## Exercise details:
Repeat the material verbatim. Images are excluded from the copy.

Collection entries:
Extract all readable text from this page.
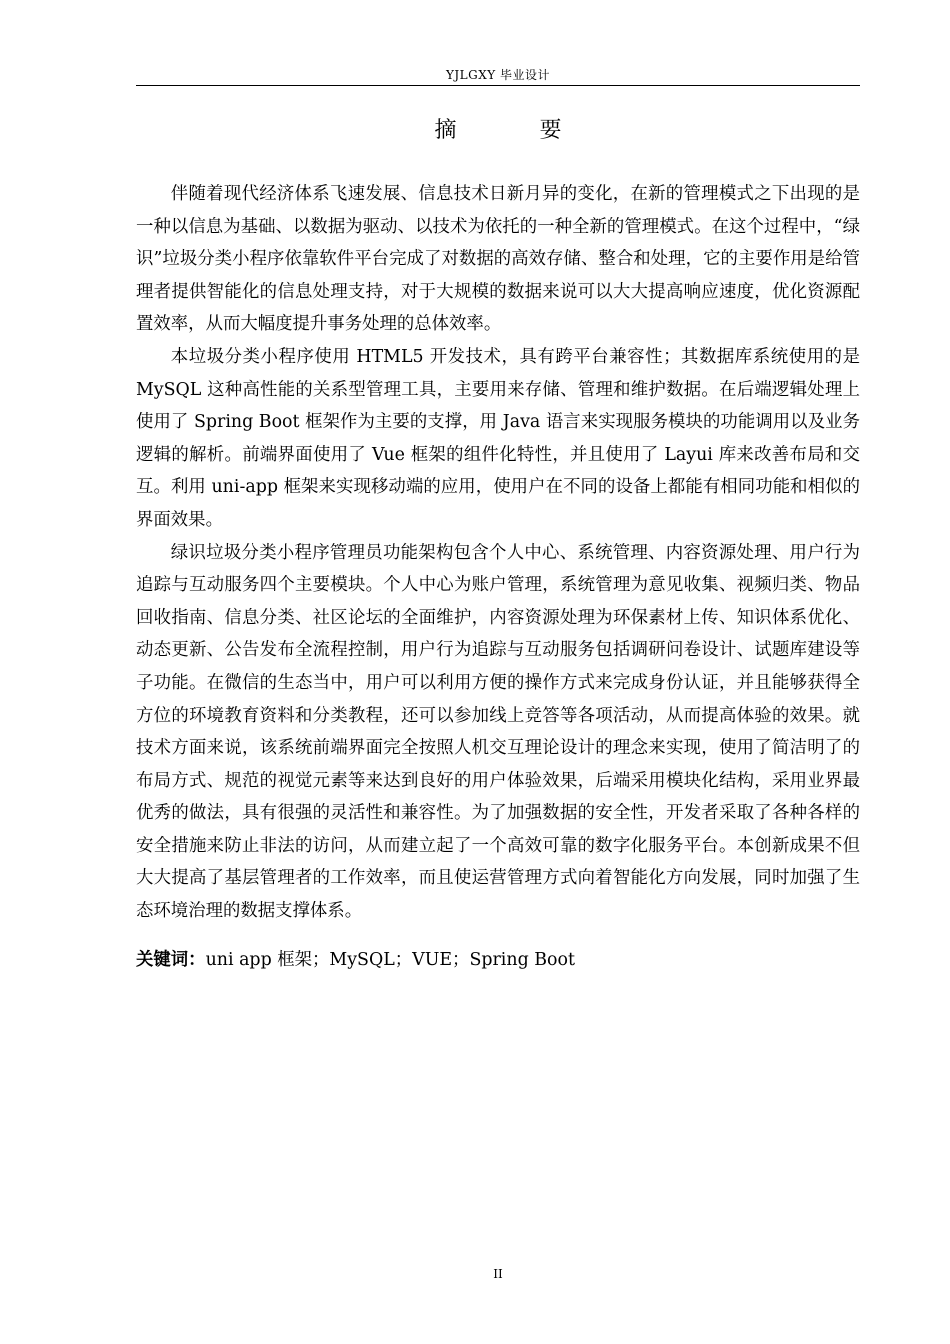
YJLGXY 毕业设计
摘 要

伴随着现代经济体系飞速发展、信息技术日新月异的变化，在新的管理模式之下出现的是一种以信息为基础、以数据为驱动、以技术为依托的一种全新的管理模式。在这个过程中，“绿识”垃圾分类小程序依靠软件平台完成了对数据的高效存储、整合和处理，它的主要作用是给管理者提供智能化的信息处理支持，对于大规模的数据来说可以大大提高响应速度，优化资源配置效率，从而大幅度提升事务处理的总体效率。

本垃圾分类小程序使用 HTML5 开发技术，具有跨平台兼容性；其数据库系统使用的是 MySQL 这种高性能的关系型管理工具，主要用来存储、管理和维护数据。在后端逻辑处理上使用了 Spring Boot 框架作为主要的支撑，用 Java 语言来实现服务模块的功能调用以及业务逻辑的解析。前端界面使用了 Vue 框架的组件化特性，并且使用了 Layui 库来改善布局和交互。利用 uni-app 框架来实现移动端的应用，使用户在不同的设备上都能有相同功能和相似的界面效果。

绿识垃圾分类小程序管理员功能架构包含个人中心、系统管理、内容资源处理、用户行为追踪与互动服务四个主要模块。个人中心为账户管理，系统管理为意见收集、视频归类、物品回收指南、信息分类、社区论坛的全面维护，内容资源处理为环保素材上传、知识体系优化、动态更新、公告发布全流程控制，用户行为追踪与互动服务包括调研问卷设计、试题库建设等子功能。在微信的生态当中，用户可以利用方便的操作方式来完成身份认证，并且能够获得全方位的环境教育资料和分类教程，还可以参加线上竞答等各项活动，从而提高体验的效果。就技术方面来说，该系统前端界面完全按照人机交互理论设计的理念来实现，使用了简洁明了的布局方式、规范的视觉元素等来达到良好的用户体验效果，后端采用模块化结构，采用业界最优秀的做法，具有很强的灵活性和兼容性。为了加强数据的安全性，开发者采取了各种各样的安全措施来防止非法的访问，从而建立起了一个高效可靠的数字化服务平台。本创新成果不但大大提高了基层管理者的工作效率，而且使运营管理方式向着智能化方向发展，同时加强了生态环境治理的数据支撑体系。

关键词：uni app 框架；MySQL；VUE；Spring Boot

II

## Result:
Extract all readable text from this page.
YJLGXY 毕业设计
摘 要

伴随着现代经济体系飞速发展、信息技术日新月异的变化，在新的管理模式之下出现的是一种以信息为基础、以数据为驱动、以技术为依托的一种全新的管理模式。在这个过程中，“绿识”垃圾分类小程序依靠软件平台完成了对数据的高效存储、整合和处理，它的主要作用是给管理者提供智能化的信息处理支持，对于大规模的数据来说可以大大提高响应速度，优化资源配置效率，从而大幅度提升事务处理的总体效率。

本垃圾分类小程序使用 HTML5 开发技术，具有跨平台兼容性；其数据库系统使用的是 MySQL 这种高性能的关系型管理工具，主要用来存储、管理和维护数据。在后端逻辑处理上使用了 Spring Boot 框架作为主要的支撑，用 Java 语言来实现服务模块的功能调用以及业务逻辑的解析。前端界面使用了 Vue 框架的组件化特性，并且使用了 Layui 库来改善布局和交互。利用 uni-app 框架来实现移动端的应用，使用户在不同的设备上都能有相同功能和相似的界面效果。

绿识垃圾分类小程序管理员功能架构包含个人中心、系统管理、内容资源处理、用户行为追踪与互动服务四个主要模块。个人中心为账户管理，系统管理为意见收集、视频归类、物品回收指南、信息分类、社区论坛的全面维护，内容资源处理为环保素材上传、知识体系优化、动态更新、公告发布全流程控制，用户行为追踪与互动服务包括调研问卷设计、试题库建设等子功能。在微信的生态当中，用户可以利用方便的操作方式来完成身份认证，并且能够获得全方位的环境教育资料和分类教程，还可以参加线上竞答等各项活动，从而提高体验的效果。就技术方面来说，该系统前端界面完全按照人机交互理论设计的理念来实现，使用了简洁明了的布局方式、规范的视觉元素等来达到良好的用户体验效果，后端采用模块化结构，采用业界最优秀的做法，具有很强的灵活性和兼容性。为了加强数据的安全性，开发者采取了各种各样的安全措施来防止非法的访问，从而建立起了一个高效可靠的数字化服务平台。本创新成果不但大大提高了基层管理者的工作效率，而且使运营管理方式向着智能化方向发展，同时加强了生态环境治理的数据支撑体系。

关键词：uni app 框架；MySQL；VUE；Spring Boot

II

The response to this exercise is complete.